**THE PROBLEM**: Report the number of lines containing "type", with no other words.
══ PROVIDED MATERIAL ══
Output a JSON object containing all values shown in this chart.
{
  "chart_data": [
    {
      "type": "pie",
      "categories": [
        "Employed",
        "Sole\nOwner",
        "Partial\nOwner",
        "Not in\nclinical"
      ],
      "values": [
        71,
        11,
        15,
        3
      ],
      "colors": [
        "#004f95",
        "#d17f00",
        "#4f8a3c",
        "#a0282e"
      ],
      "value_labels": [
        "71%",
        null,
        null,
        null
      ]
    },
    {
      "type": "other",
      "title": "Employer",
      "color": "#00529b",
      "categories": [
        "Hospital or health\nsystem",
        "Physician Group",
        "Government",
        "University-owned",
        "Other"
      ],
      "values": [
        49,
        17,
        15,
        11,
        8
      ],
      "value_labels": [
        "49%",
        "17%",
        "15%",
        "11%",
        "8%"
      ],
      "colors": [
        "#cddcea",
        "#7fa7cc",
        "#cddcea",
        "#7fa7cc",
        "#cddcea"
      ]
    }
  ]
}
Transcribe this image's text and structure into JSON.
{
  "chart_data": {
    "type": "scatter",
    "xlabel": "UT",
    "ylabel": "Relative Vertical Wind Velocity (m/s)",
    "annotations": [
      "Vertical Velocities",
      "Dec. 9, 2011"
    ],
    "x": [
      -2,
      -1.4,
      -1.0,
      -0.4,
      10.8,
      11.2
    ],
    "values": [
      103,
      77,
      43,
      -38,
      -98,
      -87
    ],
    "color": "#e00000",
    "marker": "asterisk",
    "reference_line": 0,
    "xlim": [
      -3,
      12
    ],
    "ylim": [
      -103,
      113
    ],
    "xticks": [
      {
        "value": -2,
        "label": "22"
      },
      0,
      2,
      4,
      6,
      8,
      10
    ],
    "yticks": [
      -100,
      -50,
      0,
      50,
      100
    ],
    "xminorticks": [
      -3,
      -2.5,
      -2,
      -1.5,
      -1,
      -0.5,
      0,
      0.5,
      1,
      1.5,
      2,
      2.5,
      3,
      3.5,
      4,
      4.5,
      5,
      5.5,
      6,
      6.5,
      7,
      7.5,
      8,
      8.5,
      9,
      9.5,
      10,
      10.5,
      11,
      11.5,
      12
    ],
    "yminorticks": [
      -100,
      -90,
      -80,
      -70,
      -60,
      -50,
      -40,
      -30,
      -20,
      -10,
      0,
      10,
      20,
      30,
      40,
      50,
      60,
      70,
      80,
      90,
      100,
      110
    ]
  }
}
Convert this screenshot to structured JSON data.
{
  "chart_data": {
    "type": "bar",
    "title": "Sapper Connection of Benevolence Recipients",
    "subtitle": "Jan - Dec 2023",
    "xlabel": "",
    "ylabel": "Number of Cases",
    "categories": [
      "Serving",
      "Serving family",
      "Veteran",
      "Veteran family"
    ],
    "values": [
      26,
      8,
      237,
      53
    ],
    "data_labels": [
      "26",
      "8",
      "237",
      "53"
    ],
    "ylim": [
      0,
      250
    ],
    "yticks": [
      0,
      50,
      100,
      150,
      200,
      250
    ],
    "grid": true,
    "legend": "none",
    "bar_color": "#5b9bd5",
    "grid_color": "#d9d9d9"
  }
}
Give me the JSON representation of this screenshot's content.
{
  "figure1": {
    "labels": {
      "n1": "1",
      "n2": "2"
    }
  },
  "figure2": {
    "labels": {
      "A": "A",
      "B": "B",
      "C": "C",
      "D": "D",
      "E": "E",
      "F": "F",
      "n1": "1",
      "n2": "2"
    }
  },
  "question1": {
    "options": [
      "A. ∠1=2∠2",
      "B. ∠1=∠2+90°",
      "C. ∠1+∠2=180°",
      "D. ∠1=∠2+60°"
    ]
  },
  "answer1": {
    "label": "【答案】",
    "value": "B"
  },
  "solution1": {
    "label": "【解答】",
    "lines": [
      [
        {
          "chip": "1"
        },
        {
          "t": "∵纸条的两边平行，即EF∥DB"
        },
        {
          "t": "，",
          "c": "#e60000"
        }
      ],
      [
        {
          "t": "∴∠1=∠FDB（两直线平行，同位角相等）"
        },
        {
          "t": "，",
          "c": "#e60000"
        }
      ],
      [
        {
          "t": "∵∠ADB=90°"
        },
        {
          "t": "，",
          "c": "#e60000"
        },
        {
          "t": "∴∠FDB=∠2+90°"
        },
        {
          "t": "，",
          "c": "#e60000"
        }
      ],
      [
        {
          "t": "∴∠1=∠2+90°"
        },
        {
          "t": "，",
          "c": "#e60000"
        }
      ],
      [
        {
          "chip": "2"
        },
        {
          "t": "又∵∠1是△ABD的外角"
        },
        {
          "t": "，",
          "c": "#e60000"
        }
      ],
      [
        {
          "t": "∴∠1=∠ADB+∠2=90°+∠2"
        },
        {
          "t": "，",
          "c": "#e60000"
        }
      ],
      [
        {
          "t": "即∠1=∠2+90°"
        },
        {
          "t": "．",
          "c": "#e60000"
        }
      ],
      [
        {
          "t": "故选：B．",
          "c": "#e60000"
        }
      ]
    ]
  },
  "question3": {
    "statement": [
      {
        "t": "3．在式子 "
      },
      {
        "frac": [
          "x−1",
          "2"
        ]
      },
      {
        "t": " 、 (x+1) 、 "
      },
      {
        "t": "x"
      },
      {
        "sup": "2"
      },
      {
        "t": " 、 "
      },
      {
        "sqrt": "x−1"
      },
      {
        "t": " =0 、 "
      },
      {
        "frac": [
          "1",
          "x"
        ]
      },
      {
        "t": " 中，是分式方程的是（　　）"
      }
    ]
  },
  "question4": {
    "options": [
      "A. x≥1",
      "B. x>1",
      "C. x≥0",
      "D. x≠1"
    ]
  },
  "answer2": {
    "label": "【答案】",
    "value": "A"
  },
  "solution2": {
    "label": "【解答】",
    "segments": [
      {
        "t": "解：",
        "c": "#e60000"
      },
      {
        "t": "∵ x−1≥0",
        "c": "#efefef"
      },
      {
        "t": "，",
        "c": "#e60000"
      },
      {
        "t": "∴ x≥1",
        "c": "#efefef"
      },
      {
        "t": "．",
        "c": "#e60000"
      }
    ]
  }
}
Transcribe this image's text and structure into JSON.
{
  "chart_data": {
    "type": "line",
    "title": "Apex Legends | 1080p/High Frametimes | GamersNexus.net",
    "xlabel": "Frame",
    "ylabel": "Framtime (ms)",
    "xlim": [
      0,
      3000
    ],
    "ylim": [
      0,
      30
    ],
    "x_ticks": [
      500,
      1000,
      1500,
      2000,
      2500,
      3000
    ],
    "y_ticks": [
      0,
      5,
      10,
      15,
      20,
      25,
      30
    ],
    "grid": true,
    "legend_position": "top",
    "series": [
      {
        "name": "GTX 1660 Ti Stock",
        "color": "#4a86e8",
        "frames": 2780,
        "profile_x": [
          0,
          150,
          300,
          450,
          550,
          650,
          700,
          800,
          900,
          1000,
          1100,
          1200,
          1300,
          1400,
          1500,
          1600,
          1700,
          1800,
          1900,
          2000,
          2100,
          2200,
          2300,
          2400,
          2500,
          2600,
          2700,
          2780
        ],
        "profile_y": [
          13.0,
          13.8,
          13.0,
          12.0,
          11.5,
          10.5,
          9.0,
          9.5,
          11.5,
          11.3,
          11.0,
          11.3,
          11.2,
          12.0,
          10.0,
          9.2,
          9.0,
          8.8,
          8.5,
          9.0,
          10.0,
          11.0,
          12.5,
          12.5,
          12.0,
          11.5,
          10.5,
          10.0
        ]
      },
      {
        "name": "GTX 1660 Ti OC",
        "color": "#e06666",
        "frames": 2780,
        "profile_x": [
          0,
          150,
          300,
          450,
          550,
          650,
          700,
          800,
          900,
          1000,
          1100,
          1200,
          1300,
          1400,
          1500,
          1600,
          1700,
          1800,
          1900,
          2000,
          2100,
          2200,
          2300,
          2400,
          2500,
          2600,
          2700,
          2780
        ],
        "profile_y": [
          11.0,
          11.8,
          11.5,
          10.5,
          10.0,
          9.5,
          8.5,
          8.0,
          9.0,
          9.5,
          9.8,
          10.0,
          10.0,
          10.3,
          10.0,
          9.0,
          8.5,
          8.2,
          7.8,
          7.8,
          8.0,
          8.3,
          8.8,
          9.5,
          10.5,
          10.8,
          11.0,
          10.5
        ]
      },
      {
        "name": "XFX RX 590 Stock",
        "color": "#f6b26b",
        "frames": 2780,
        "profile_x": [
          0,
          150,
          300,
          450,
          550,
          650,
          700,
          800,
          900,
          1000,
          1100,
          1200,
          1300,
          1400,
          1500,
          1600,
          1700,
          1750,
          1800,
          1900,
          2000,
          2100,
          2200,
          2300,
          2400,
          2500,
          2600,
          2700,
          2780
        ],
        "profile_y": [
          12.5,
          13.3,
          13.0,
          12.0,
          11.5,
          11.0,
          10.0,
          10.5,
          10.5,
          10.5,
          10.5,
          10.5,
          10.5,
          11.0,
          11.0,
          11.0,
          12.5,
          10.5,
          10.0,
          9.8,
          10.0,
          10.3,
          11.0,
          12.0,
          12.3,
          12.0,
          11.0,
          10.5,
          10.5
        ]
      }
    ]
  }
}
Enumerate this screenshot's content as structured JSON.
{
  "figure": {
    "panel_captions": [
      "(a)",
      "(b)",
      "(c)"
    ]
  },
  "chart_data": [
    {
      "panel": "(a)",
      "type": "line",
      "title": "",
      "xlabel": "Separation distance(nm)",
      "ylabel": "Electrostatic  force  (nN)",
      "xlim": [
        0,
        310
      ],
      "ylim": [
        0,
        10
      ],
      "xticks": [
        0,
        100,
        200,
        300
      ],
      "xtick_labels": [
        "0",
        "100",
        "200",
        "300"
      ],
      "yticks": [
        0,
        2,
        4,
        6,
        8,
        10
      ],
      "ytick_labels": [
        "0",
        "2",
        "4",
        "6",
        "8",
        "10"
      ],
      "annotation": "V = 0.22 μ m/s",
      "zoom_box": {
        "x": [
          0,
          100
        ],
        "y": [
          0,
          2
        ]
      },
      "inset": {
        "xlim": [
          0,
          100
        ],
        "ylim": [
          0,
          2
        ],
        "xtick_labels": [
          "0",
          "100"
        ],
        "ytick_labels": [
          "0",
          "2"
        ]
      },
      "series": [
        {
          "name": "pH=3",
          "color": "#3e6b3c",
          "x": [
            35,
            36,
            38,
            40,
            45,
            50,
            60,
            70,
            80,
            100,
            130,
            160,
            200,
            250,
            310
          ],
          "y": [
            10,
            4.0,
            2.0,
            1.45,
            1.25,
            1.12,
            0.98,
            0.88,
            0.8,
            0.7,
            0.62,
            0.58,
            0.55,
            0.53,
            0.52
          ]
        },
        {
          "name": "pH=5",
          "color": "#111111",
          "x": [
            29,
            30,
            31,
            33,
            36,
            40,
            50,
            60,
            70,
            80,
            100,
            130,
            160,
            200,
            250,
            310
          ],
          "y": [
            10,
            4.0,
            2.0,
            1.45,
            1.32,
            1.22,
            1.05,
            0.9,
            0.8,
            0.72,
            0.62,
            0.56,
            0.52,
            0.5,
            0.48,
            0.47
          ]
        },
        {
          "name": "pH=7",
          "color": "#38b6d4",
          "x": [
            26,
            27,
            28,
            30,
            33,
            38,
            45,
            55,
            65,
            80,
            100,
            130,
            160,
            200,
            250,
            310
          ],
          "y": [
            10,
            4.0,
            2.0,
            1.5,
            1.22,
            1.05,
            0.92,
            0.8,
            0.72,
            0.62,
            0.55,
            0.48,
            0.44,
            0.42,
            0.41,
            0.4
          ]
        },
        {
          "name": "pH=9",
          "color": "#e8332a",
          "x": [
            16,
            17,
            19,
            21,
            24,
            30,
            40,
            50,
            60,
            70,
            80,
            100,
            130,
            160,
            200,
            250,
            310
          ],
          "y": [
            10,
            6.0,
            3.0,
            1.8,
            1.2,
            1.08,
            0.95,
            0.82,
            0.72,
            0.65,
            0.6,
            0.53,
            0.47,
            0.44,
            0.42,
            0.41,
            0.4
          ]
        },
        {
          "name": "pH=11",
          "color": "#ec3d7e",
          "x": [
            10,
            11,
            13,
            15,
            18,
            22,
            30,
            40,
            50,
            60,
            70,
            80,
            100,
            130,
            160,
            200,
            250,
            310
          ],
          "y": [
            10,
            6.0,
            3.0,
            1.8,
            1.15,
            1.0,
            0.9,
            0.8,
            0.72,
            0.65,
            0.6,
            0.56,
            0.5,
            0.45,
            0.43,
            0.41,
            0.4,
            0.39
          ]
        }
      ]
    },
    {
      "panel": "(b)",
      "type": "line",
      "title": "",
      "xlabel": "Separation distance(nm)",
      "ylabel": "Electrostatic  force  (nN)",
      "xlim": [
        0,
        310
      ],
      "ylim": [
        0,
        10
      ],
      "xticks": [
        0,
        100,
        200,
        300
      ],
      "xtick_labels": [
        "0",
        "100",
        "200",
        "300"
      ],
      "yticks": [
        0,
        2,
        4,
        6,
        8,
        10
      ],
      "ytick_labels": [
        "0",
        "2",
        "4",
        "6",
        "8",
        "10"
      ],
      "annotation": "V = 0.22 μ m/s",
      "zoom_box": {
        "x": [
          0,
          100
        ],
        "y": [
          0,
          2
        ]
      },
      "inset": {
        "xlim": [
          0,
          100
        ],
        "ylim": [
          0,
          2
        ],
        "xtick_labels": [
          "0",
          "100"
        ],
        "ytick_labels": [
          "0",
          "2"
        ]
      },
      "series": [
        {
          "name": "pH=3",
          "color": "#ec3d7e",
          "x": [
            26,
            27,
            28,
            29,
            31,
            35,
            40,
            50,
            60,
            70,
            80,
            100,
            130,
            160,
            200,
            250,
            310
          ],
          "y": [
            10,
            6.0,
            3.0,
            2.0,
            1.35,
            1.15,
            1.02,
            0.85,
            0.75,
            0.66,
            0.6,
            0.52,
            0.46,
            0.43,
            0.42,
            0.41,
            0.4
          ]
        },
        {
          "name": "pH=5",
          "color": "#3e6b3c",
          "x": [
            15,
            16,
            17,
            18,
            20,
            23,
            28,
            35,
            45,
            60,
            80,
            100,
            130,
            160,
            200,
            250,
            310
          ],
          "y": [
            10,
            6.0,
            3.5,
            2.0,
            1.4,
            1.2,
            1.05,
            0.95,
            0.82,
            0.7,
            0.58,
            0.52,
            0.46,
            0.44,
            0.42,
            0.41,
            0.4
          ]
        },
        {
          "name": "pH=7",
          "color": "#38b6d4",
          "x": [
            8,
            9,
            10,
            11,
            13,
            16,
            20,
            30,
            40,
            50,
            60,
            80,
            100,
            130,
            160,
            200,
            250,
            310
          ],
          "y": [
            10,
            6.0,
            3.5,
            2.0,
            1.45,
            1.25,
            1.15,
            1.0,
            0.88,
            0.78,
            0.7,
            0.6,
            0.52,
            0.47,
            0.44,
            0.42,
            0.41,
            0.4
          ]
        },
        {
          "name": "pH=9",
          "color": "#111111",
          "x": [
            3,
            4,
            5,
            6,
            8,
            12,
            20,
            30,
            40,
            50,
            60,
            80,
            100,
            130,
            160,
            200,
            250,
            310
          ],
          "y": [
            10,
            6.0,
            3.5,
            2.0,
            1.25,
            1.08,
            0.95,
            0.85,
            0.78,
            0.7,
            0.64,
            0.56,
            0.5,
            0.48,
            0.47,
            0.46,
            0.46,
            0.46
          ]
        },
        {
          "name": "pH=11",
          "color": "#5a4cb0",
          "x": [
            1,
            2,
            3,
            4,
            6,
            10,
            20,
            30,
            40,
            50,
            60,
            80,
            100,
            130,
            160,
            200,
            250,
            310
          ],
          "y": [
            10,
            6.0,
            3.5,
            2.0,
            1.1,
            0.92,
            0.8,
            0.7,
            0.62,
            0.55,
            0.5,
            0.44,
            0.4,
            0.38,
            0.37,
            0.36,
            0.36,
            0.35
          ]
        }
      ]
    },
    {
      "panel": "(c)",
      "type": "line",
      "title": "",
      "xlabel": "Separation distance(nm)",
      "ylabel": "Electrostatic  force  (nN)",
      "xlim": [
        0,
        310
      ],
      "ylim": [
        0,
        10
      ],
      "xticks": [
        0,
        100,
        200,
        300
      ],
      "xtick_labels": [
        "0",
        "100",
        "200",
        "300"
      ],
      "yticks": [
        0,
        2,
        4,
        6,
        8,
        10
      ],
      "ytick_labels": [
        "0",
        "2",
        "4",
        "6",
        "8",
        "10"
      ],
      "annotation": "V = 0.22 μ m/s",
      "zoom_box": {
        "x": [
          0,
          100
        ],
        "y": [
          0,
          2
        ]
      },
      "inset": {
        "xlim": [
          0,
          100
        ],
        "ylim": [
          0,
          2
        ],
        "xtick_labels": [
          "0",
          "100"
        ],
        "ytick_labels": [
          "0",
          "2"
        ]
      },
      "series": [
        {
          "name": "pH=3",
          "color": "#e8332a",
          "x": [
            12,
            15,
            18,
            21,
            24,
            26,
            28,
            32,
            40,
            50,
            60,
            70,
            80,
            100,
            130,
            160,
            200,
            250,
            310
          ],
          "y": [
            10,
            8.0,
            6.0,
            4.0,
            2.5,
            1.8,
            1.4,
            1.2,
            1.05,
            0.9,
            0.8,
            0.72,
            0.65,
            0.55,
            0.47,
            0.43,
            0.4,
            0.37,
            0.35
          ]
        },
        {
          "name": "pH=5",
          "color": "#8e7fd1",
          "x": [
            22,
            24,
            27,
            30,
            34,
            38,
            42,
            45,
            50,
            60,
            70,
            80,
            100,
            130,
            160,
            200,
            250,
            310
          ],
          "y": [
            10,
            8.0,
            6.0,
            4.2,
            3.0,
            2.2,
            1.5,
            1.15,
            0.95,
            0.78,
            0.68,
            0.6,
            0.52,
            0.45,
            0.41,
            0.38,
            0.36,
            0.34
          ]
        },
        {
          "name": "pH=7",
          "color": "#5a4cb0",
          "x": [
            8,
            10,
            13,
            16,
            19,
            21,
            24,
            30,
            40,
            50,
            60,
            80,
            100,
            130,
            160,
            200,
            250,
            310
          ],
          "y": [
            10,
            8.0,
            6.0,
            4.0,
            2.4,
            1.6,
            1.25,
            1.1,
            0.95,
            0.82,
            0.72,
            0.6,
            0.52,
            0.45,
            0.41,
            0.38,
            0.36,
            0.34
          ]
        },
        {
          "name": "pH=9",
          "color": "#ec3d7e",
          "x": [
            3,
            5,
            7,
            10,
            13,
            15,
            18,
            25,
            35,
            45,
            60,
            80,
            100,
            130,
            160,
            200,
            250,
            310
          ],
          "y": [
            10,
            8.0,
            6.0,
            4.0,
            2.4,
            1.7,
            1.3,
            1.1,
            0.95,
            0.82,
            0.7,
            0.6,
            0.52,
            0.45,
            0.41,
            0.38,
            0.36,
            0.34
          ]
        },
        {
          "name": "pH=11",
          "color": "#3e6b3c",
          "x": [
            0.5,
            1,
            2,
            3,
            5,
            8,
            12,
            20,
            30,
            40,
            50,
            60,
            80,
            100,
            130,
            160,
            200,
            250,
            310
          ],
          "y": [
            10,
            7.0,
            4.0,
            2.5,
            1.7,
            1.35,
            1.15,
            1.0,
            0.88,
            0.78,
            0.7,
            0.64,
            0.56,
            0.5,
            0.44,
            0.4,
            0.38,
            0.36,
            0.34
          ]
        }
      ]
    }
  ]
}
═══
**PROBLEM SOLUTION**: 8